(Your goal):
Present every line in which the string "Reserve" appears.
***** Entries supplied *****
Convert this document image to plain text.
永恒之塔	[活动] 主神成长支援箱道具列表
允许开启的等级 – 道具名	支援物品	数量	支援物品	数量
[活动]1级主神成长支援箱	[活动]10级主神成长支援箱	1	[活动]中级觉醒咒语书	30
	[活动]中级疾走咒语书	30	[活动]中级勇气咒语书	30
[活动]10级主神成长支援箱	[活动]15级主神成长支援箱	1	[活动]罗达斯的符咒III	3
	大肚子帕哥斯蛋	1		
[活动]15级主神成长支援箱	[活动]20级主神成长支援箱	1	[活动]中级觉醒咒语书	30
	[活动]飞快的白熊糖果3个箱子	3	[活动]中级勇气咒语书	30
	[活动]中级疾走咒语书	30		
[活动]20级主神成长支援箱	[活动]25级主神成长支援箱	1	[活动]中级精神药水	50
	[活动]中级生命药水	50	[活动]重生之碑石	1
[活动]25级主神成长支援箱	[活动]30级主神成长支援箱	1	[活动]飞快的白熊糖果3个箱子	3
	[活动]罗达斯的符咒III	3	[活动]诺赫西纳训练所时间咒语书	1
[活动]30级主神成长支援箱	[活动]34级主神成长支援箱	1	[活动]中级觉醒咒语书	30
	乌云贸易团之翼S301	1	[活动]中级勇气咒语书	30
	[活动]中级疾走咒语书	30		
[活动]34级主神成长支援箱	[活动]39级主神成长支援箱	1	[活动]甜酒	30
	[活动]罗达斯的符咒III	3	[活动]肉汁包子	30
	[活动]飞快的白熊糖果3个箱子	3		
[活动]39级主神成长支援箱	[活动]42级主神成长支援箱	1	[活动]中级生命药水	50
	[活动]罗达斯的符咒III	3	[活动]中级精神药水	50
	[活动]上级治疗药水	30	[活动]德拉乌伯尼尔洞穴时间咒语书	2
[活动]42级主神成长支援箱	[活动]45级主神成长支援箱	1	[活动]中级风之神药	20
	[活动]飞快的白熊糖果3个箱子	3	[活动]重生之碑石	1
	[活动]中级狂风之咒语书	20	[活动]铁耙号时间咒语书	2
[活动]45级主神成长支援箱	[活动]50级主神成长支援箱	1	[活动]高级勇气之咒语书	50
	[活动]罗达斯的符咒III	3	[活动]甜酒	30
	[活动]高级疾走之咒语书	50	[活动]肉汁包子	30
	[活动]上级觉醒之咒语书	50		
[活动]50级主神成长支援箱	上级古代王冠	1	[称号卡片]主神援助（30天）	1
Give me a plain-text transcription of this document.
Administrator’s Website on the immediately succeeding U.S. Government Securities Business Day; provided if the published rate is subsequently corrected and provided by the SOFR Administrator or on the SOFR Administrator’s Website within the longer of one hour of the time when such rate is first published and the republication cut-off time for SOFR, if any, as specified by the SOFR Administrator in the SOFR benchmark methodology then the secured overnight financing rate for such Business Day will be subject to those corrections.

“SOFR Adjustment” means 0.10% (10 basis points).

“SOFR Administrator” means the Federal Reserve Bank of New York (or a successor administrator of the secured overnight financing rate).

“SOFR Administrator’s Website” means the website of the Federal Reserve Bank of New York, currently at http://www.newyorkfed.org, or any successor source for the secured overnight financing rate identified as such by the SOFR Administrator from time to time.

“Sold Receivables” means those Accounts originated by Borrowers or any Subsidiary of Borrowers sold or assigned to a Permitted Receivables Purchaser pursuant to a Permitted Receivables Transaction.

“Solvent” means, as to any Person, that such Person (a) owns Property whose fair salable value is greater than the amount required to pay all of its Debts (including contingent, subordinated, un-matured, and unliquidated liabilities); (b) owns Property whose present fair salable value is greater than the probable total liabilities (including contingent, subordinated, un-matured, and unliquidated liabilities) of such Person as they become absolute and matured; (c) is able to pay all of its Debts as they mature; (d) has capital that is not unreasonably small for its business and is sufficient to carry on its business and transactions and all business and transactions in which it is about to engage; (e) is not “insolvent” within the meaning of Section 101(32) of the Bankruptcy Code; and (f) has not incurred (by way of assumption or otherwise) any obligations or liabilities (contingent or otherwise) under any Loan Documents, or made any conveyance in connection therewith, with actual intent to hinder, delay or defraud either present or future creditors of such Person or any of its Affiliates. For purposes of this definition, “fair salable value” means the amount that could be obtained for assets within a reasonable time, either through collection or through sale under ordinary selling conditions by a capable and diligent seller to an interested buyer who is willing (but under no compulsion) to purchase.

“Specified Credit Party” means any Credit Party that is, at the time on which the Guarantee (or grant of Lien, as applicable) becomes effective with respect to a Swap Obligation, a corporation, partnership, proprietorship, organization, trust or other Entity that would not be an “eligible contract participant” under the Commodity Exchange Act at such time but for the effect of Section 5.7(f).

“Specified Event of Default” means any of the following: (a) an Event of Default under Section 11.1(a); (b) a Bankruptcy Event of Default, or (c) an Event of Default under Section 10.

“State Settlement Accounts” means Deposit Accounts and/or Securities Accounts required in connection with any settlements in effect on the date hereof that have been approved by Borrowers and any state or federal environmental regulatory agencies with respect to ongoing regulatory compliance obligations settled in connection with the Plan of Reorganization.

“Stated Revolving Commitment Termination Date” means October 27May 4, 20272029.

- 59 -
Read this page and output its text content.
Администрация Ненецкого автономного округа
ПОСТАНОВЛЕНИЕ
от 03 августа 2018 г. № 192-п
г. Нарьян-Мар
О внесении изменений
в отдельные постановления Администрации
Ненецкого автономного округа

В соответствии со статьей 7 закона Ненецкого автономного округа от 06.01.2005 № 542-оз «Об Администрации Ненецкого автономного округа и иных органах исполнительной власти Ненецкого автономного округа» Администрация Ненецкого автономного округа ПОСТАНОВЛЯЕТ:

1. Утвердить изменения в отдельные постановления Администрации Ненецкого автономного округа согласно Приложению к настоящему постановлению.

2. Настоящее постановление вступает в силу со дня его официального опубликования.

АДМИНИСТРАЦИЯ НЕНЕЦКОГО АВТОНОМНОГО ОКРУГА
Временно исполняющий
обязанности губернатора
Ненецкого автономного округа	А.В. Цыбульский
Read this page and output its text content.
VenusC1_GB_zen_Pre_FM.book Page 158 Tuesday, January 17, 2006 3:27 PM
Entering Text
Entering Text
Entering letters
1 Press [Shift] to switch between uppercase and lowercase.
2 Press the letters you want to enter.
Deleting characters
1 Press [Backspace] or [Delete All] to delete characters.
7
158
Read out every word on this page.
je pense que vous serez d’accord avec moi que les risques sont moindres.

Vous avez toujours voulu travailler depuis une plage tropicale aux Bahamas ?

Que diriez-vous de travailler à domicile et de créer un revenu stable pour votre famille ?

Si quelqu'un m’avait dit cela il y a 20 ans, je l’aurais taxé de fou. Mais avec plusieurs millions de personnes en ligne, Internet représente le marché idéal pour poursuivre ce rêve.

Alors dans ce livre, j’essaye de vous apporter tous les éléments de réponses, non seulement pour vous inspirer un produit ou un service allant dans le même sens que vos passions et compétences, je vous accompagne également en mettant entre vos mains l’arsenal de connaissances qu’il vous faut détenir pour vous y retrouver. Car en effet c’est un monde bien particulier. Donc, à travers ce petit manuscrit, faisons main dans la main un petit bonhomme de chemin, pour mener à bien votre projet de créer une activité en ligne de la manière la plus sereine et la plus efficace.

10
*****
(Complete answer):
“SOFR Administrator” means the Federal Reserve Bank of New York (or a successor administrator of the secured overnight financing rate).
“SOFR Administrator’s Website” means the website of the Federal Reserve Bank of New York, currently at http://www.newyorkfed.org, or any successor source for the secured overnight financing rate identified as such by the SOFR Administrator from time to time.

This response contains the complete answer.